> TASK TO CARRY OUT:
Find the lines of data that contain the string "deployment", then list them.

######

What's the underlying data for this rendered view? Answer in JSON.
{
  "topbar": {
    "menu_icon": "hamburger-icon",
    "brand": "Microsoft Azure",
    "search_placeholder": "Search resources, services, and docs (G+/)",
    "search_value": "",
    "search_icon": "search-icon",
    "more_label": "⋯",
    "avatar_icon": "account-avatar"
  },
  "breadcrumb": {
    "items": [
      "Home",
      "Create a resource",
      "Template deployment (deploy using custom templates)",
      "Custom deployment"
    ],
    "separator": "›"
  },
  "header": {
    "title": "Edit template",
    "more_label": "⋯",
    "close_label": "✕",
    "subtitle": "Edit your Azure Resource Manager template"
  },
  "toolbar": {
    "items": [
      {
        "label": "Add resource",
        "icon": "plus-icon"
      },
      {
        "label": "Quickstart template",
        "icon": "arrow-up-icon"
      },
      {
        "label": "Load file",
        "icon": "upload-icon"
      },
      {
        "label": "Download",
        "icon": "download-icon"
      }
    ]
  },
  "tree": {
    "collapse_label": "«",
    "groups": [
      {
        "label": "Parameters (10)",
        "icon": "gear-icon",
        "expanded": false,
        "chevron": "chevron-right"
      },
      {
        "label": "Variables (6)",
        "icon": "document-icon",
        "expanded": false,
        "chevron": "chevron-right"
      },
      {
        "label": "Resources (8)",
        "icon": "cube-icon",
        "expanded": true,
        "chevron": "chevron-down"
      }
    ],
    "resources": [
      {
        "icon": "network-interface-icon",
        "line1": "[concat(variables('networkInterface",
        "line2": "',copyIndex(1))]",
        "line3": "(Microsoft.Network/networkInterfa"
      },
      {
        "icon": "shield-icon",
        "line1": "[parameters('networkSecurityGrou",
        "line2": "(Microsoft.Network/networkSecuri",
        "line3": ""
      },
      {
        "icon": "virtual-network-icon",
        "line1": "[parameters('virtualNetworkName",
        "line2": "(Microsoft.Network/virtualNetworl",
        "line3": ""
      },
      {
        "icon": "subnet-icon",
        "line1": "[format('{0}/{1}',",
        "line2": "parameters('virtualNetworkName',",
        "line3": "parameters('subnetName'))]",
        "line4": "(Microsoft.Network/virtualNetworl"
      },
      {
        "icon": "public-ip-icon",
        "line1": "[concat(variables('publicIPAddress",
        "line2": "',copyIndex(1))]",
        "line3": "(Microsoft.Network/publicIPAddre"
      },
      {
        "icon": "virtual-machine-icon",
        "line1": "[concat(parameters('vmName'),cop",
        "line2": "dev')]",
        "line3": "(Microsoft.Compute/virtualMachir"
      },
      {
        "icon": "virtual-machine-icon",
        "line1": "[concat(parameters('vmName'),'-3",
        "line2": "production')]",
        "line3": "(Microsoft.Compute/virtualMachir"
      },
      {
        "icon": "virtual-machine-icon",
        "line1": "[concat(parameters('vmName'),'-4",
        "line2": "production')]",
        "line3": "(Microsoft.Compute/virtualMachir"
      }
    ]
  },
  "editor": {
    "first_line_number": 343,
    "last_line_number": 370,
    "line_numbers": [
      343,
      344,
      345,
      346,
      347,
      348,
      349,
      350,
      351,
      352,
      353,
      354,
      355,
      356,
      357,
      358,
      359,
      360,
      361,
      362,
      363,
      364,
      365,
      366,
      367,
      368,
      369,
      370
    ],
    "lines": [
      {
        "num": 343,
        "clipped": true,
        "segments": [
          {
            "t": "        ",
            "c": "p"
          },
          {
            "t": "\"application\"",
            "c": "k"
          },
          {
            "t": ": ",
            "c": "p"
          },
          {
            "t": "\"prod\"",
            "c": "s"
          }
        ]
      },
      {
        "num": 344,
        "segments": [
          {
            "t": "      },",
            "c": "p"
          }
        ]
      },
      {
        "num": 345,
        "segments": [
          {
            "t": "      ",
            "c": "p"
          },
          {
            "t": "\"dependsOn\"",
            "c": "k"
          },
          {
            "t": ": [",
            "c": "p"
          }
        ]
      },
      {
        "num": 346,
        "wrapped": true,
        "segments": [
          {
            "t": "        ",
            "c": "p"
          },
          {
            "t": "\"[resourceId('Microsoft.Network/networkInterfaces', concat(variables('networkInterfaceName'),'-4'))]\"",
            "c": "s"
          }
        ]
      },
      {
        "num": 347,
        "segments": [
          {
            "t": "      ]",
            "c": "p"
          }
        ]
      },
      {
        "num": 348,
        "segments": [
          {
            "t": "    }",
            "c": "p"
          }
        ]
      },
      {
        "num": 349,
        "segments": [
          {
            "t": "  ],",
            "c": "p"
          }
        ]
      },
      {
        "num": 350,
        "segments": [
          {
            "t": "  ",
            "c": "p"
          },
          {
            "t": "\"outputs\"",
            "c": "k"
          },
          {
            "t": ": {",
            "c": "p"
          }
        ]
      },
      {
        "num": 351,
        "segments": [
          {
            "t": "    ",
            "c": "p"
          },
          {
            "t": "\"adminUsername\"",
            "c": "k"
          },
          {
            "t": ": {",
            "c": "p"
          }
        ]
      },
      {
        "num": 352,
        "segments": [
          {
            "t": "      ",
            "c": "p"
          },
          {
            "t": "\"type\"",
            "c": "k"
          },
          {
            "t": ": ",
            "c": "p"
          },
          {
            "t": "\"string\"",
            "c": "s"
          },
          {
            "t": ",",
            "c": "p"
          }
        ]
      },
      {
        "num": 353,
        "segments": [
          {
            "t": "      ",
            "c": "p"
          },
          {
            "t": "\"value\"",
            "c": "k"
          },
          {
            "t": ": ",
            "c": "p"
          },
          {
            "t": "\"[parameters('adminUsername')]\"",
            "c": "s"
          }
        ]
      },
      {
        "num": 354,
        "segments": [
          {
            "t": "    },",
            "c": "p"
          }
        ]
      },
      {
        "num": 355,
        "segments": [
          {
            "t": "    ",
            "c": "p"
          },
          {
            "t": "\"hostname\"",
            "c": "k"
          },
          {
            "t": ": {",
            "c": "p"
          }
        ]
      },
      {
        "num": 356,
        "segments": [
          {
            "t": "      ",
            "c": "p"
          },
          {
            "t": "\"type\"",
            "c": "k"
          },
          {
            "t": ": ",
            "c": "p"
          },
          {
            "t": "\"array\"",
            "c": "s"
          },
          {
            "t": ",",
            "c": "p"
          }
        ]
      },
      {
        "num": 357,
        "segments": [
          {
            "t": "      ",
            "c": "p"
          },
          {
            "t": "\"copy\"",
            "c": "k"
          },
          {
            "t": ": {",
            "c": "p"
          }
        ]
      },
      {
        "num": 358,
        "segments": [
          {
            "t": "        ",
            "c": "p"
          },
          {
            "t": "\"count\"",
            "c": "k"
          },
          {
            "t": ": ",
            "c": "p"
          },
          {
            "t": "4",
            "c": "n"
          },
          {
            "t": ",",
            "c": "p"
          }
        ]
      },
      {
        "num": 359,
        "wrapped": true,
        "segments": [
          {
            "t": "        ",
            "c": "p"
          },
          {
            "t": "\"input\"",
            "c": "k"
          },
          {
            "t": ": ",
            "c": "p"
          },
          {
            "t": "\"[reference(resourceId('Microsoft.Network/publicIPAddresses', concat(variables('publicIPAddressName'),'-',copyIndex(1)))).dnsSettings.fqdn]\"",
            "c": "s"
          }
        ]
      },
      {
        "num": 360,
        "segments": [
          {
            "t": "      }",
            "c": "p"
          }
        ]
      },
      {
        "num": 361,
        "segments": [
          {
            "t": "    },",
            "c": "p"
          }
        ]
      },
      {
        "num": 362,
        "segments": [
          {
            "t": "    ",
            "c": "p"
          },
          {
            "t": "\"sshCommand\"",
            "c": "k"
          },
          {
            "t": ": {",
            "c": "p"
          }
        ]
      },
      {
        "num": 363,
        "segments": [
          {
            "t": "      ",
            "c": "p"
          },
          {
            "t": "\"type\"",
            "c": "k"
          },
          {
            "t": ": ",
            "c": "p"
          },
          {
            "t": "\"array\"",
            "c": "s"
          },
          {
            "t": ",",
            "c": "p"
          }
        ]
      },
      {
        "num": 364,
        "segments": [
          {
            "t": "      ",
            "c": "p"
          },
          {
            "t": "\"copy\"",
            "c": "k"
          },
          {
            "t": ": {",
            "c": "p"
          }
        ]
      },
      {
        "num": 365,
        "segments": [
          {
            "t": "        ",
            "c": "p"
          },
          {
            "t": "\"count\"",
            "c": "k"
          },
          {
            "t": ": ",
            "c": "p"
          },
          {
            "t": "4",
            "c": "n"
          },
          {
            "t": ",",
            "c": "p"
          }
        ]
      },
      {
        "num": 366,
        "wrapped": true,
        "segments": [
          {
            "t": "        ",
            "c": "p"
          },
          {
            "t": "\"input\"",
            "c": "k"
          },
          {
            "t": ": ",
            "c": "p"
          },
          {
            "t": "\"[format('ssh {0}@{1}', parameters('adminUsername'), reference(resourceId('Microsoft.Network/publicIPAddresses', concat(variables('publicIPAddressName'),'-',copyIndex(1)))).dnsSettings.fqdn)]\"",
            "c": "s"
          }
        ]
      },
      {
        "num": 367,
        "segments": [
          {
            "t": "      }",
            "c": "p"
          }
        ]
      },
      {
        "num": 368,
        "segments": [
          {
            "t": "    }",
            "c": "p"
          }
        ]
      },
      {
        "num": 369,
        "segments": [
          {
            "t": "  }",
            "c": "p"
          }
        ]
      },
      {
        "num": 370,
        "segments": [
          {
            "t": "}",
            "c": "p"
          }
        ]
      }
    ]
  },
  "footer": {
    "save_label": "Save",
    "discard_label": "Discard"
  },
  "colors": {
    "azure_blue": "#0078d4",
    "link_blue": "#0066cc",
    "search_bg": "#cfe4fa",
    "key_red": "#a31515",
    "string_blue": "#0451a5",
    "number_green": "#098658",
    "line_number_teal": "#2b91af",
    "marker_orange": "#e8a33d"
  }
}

######

> SOLUTION TO THE PROBLEM:
      "Template deployment (deploy using custom templates)",
      "Custom deployment"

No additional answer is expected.